§ Work instructions
Find the lines holding "snowflake" and copy them.

A run of records
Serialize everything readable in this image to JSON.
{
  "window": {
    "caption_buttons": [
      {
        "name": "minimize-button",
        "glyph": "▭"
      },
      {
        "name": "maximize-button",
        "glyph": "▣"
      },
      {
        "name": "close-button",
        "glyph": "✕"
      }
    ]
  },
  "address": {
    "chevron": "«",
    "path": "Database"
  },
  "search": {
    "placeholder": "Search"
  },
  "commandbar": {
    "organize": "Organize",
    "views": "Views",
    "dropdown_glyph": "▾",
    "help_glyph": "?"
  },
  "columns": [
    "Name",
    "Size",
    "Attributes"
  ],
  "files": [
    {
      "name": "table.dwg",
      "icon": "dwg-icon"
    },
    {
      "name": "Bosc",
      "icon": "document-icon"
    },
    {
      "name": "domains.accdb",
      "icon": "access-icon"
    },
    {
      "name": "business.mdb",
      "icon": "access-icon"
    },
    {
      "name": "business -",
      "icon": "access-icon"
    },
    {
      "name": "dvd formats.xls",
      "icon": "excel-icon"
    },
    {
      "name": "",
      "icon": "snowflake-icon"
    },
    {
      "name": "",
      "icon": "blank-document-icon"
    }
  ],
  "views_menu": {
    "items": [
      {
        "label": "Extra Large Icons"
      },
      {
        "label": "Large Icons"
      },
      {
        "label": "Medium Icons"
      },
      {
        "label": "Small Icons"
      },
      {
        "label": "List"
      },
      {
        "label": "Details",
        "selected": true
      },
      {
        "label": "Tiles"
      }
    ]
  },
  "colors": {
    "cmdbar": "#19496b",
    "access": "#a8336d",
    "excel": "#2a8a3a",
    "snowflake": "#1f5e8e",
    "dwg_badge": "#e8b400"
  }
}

§ Answer for the task
      "icon": "snowflake-icon"
    "snowflake": "#1f5e8e",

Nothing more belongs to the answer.